= WHAT TO DO =
Using the listing below, copy every line that mentions "Activités".

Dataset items
>>

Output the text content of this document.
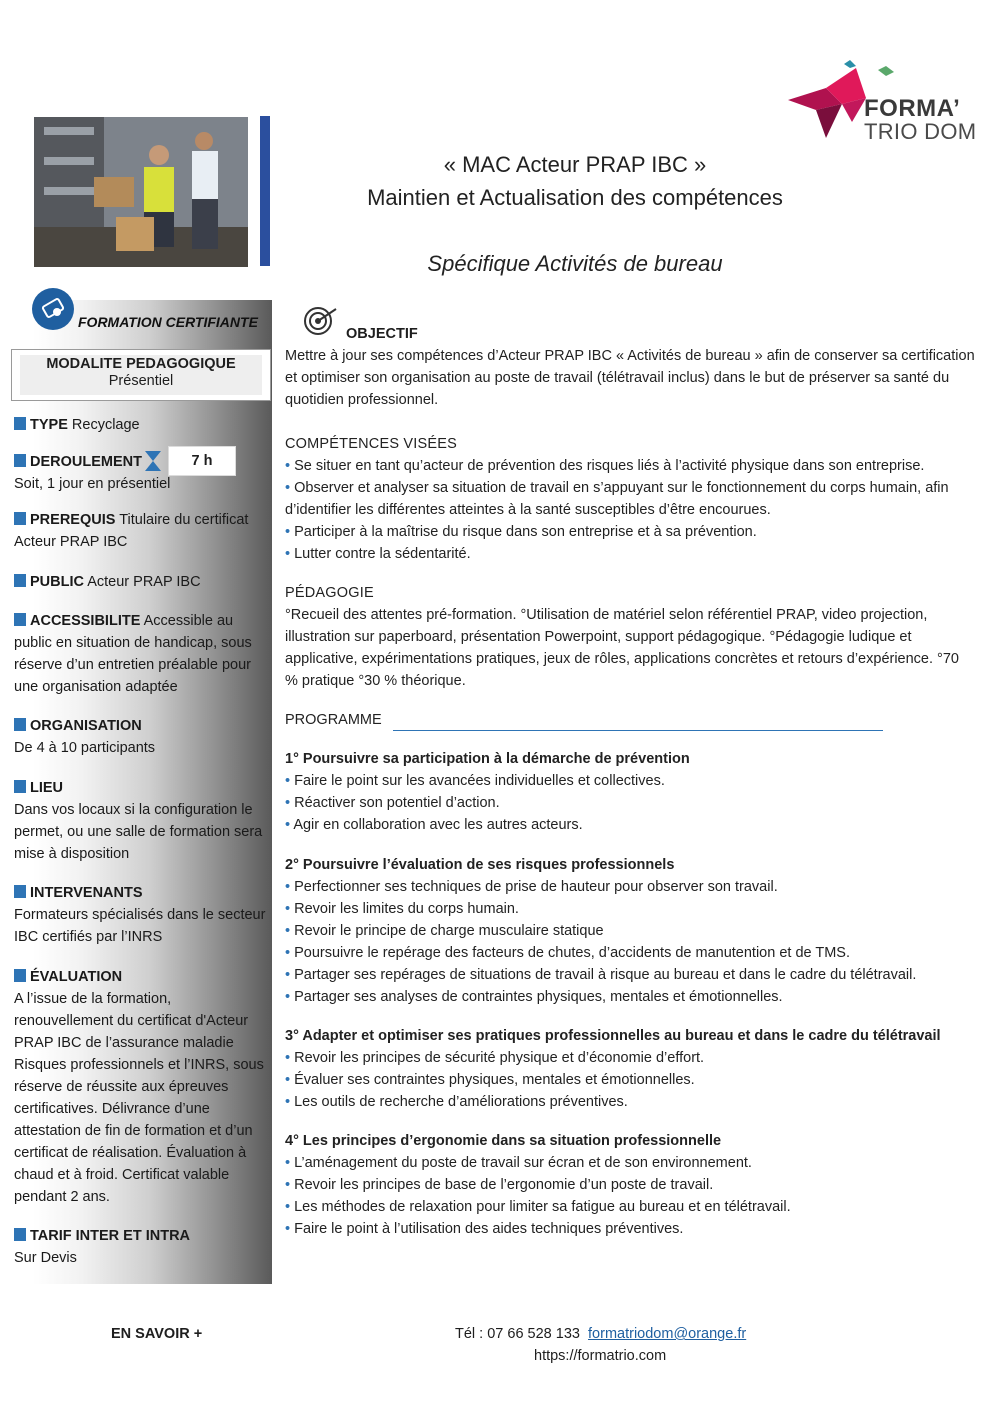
FORMA’
TRIO DOM
« MAC Acteur PRAP IBC »
Maintien et Actualisation des compétences
Spécifique Activités de bureau
FORMATION CERTIFIANTE
MODALITE PEDAGOGIQUE
Présentiel
TYPE Recyclage
DEROULEMENT
Soit, 1 jour en présentiel
7 h
PREREQUIS Titulaire du certificat Acteur PRAP IBC
PUBLIC Acteur PRAP IBC
ACCESSIBILITE Accessible au public en situation de handicap, sous réserve d’un entretien préalable pour une organisation adaptée
ORGANISATION
De 4 à 10 participants
LIEU
Dans vos locaux si la configuration le permet, ou une salle de formation sera mise à disposition
INTERVENANTS
Formateurs spécialisés dans le secteur IBC certifiés par l’INRS
ÉVALUATION
A l’issue de la formation, renouvellement du certificat d'Acteur PRAP IBC de l’assurance maladie Risques professionnels et l’INRS, sous réserve de réussite aux épreuves certificatives. Délivrance d’une attestation de fin de formation et d’un certificat de réalisation. Évaluation à chaud et à froid. Certificat valable pendant 2 ans.
TARIF INTER ET INTRA
Sur Devis
OBJECTIF
Mettre à jour ses compétences d’Acteur PRAP IBC « Activités de bureau » afin de conserver sa certification et optimiser son organisation au poste de travail (télétravail inclus) dans le but de préserver sa santé du quotidien professionnel.
COMPÉTENCES VISÉES
• Se situer en tant qu’acteur de prévention des risques liés à l’activité physique dans son entreprise.
• Observer et analyser sa situation de travail en s’appuyant sur le fonctionnement du corps humain, afin d’identifier les différentes atteintes à la santé susceptibles d’être encourues.
• Participer à la maîtrise du risque dans son entreprise et à sa prévention.
• Lutter contre la sédentarité.
PÉDAGOGIE
°Recueil des attentes pré-formation. °Utilisation de matériel selon référentiel PRAP, video projection, illustration sur paperboard, présentation Powerpoint, support pédagogique. °Pédagogie ludique et applicative, expérimentations pratiques, jeux de rôles, applications concrètes et retours d’expérience. °70 % pratique °30 % théorique.
PROGRAMME
1° Poursuivre sa participation à la démarche de prévention
• Faire le point sur les avancées individuelles et collectives.
• Réactiver son potentiel d’action.
• Agir en collaboration avec les autres acteurs.
2° Poursuivre l’évaluation de ses risques professionnels
• Perfectionner ses techniques de prise de hauteur pour observer son travail.
• Revoir les limites du corps humain.
• Revoir le principe de charge musculaire statique
• Poursuivre le repérage des facteurs de chutes, d’accidents de manutention et de TMS.
• Partager ses repérages de situations de travail à risque au bureau et dans le cadre du télétravail.
• Partager ses analyses de contraintes physiques, mentales et émotionnelles.
3° Adapter et optimiser ses pratiques professionnelles au bureau et dans le cadre du télétravail
• Revoir les principes de sécurité physique et d’économie d’effort.
• Évaluer ses contraintes physiques, mentales et émotionnelles.
• Les outils de recherche d’améliorations préventives.
4° Les principes d’ergonomie dans sa situation professionnelle
• L’aménagement du poste de travail sur écran et de son environnement.
• Revoir les principes de base de l’ergonomie d’un poste de travail.
• Les méthodes de relaxation pour limiter sa fatigue au bureau et en télétravail.
• Faire le point à l’utilisation des aides techniques préventives.
EN SAVOIR +	Tél : 07 66 528 133 formatriodom@orange.fr
https://formatrio.com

<<

= RESULT =
Spécifique Activités de bureau
Mettre à jour ses compétences d’Acteur PRAP IBC « Activités de bureau » afin de conserver sa certification et optimiser son organisation au poste de travail (télétravail inclus) dans le but de préserver sa santé du quotidien professionnel.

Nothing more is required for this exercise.